Collected data:
——

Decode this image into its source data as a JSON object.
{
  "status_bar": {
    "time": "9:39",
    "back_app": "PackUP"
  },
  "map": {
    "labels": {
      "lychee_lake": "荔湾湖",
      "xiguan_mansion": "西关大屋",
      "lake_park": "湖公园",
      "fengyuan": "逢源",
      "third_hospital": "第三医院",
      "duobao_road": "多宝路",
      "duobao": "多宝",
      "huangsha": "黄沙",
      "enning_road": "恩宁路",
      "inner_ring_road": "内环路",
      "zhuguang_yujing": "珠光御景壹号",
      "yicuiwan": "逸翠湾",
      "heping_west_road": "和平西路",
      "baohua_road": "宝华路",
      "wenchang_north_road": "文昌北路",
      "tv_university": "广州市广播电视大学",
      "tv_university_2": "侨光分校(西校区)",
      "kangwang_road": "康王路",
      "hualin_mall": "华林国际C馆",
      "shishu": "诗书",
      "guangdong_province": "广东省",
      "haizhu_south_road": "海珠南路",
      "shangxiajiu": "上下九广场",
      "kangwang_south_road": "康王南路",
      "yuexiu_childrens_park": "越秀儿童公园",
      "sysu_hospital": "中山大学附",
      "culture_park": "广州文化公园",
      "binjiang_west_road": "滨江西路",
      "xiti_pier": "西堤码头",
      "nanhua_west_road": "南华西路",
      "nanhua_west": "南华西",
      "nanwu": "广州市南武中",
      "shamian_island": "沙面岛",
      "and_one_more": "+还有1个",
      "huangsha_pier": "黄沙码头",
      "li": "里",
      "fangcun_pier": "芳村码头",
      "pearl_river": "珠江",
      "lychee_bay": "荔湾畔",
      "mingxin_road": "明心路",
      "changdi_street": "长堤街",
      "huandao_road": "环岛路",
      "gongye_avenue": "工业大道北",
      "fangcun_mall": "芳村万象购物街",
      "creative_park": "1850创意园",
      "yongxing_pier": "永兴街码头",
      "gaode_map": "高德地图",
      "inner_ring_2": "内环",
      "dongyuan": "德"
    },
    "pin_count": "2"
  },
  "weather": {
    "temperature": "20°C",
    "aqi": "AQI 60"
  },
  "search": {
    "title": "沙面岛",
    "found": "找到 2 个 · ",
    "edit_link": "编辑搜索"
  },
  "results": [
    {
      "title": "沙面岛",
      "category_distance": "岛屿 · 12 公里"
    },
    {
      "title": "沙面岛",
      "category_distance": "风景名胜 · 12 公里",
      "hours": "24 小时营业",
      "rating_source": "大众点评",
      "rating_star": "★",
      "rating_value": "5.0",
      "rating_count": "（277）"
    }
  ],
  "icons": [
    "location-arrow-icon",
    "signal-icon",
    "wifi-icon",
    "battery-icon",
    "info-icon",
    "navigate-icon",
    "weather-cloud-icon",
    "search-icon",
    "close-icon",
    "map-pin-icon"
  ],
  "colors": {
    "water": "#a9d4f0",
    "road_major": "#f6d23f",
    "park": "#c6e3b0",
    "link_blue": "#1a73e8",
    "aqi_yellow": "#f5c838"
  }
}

——

▶ _Goal of the exercise_: Write the data back out verbatim.

▶ _The result_:
Decode this image into its source data as a JSON object.
{
  "status_bar": {
    "time": "9:39",
    "back_app": "PackUP"
  },
  "map": {
    "labels": {
      "lychee_lake": "荔湾湖",
      "xiguan_mansion": "西关大屋",
      "lake_park": "湖公园",
      "fengyuan": "逢源",
      "third_hospital": "第三医院",
      "duobao_road": "多宝路",
      "duobao": "多宝",
      "huangsha": "黄沙",
      "enning_road": "恩宁路",
      "inner_ring_road": "内环路",
      "zhuguang_yujing": "珠光御景壹号",
      "yicuiwan": "逸翠湾",
      "heping_west_road": "和平西路",
      "baohua_road": "宝华路",
      "wenchang_north_road": "文昌北路",
      "tv_university": "广州市广播电视大学",
      "tv_university_2": "侨光分校(西校区)",
      "kangwang_road": "康王路",
      "hualin_mall": "华林国际C馆",
      "shishu": "诗书",
      "guangdong_province": "广东省",
      "haizhu_south_road": "海珠南路",
      "shangxiajiu": "上下九广场",
      "kangwang_south_road": "康王南路",
      "yuexiu_childrens_park": "越秀儿童公园",
      "sysu_hospital": "中山大学附",
      "culture_park": "广州文化公园",
      "binjiang_west_road": "滨江西路",
      "xiti_pier": "西堤码头",
      "nanhua_west_road": "南华西路",
      "nanhua_west": "南华西",
      "nanwu": "广州市南武中",
      "shamian_island": "沙面岛",
      "and_one_more": "+还有1个",
      "huangsha_pier": "黄沙码头",
      "li": "里",
      "fangcun_pier": "芳村码头",
      "pearl_river": "珠江",
      "lychee_bay": "荔湾畔",
      "mingxin_road": "明心路",
      "changdi_street": "长堤街",
      "huandao_road": "环岛路",
      "gongye_avenue": "工业大道北",
      "fangcun_mall": "芳村万象购物街",
      "creative_park": "1850创意园",
      "yongxing_pier": "永兴街码头",
      "gaode_map": "高德地图",
      "inner_ring_2": "内环",
      "dongyuan": "德"
    },
    "pin_count": "2"
  },
  "weather": {
    "temperature": "20°C",
    "aqi": "AQI 60"
  },
  "search": {
    "title": "沙面岛",
    "found": "找到 2 个 · ",
    "edit_link": "编辑搜索"
  },
  "results": [
    {
      "title": "沙面岛",
      "category_distance": "岛屿 · 12 公里"
    },
    {
      "title": "沙面岛",
      "category_distance": "风景名胜 · 12 公里",
      "hours": "24 小时营业",
      "rating_source": "大众点评",
      "rating_star": "★",
      "rating_value": "5.0",
      "rating_count": "（277）"
    }
  ],
  "icons": [
    "location-arrow-icon",
    "signal-icon",
    "wifi-icon",
    "battery-icon",
    "info-icon",
    "navigate-icon",
    "weather-cloud-icon",
    "search-icon",
    "close-icon",
    "map-pin-icon"
  ],
  "colors": {
    "water": "#a9d4f0",
    "road_major": "#f6d23f",
    "park": "#c6e3b0",
    "link_blue": "#1a73e8",
    "aqi_yellow": "#f5c838"
  }
}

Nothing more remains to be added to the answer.